Written exercise
Gather all lines from the material that contain "document".

+--

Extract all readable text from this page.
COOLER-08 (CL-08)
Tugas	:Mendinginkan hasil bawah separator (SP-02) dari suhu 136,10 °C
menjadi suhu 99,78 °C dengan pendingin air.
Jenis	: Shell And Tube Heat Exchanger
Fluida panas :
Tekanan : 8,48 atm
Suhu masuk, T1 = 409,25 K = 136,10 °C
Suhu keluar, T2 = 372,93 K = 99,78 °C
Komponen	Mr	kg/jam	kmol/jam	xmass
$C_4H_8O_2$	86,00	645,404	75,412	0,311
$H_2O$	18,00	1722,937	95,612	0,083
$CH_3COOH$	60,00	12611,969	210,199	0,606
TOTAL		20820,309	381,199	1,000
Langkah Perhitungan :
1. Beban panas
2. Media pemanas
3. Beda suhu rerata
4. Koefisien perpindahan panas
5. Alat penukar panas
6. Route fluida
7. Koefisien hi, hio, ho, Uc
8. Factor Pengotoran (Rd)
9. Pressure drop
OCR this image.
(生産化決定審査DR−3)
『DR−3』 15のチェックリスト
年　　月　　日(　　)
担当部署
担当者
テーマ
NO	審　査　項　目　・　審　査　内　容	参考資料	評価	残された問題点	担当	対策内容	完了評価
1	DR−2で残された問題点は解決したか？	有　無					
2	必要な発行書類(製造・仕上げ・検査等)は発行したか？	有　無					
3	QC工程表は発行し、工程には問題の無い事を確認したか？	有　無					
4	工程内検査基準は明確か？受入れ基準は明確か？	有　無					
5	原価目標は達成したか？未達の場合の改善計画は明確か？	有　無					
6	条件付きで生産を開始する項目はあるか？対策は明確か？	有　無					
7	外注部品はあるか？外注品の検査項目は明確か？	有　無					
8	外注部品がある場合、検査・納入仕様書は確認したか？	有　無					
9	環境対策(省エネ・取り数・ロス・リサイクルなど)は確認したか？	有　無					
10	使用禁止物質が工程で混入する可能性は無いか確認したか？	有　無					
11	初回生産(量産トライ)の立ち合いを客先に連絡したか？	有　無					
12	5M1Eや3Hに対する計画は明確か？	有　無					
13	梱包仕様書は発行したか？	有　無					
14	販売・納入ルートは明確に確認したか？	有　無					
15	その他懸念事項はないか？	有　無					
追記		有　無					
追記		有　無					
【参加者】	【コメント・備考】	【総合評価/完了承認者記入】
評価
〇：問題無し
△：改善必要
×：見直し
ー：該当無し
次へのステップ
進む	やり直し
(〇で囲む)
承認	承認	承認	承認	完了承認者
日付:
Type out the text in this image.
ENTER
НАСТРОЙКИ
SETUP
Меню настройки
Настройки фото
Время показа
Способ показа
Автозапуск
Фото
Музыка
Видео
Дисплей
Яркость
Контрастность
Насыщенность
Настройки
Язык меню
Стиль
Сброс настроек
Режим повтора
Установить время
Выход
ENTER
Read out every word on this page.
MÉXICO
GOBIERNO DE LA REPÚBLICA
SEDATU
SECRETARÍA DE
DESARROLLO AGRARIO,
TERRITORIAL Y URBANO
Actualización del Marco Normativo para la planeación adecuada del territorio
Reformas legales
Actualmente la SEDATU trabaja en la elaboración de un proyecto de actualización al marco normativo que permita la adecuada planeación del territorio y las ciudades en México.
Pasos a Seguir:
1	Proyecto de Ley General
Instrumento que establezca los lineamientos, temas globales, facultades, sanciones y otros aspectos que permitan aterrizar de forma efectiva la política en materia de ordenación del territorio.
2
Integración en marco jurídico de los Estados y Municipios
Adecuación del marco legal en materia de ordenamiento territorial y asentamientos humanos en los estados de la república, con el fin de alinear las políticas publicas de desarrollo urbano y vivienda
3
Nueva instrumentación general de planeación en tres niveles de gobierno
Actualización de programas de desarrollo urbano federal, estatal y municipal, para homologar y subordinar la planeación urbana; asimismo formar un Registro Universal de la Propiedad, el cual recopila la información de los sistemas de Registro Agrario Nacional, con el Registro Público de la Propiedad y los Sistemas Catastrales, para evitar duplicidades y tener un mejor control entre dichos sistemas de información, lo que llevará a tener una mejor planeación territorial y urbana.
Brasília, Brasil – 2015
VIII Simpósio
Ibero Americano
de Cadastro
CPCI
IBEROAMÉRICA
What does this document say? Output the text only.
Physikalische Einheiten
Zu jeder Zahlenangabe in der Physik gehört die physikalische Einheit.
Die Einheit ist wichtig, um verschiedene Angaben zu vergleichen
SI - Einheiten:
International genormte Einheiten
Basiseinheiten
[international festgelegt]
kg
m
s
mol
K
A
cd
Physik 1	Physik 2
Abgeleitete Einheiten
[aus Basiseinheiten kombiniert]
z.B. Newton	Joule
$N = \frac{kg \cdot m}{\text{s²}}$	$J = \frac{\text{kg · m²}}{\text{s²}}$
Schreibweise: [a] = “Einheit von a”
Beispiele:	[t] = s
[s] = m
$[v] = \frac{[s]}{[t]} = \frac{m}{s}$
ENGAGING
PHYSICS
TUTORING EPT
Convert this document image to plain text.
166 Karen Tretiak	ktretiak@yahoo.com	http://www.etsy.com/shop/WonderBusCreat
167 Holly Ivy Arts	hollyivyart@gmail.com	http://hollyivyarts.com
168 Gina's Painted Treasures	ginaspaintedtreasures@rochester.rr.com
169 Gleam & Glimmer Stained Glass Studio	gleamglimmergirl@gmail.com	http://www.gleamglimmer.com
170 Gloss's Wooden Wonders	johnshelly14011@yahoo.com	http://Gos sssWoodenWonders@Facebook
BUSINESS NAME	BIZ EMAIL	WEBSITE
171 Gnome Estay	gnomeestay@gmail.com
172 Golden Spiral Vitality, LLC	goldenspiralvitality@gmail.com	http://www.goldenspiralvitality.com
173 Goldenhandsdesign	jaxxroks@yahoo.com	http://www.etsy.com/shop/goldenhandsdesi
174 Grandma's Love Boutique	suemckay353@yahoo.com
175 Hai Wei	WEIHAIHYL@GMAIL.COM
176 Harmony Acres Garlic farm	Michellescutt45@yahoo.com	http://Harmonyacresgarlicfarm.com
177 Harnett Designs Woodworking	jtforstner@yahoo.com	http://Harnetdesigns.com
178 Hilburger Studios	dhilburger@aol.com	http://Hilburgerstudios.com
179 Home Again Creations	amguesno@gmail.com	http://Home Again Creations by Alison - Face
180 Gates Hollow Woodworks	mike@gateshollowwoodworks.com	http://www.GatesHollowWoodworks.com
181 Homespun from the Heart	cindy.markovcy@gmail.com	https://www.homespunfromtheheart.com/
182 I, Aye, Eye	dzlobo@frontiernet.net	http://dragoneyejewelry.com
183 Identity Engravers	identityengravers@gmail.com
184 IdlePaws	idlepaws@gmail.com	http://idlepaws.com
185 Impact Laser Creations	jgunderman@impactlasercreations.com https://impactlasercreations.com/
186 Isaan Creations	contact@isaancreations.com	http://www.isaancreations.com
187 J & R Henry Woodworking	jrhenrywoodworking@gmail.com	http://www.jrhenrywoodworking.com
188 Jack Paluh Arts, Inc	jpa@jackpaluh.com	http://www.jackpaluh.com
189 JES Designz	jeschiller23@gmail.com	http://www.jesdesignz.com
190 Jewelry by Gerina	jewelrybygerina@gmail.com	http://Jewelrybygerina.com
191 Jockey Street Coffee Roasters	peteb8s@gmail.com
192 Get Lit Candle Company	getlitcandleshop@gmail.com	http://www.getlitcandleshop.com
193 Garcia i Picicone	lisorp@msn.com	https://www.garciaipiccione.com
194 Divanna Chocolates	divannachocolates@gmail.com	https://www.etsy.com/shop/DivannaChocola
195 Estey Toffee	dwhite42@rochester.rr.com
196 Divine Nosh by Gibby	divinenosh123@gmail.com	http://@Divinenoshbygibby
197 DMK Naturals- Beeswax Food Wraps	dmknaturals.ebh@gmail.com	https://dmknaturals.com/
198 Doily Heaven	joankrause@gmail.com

+--

Solved exercise
What does this document say? Output the text only.
Convert this document image to plain text.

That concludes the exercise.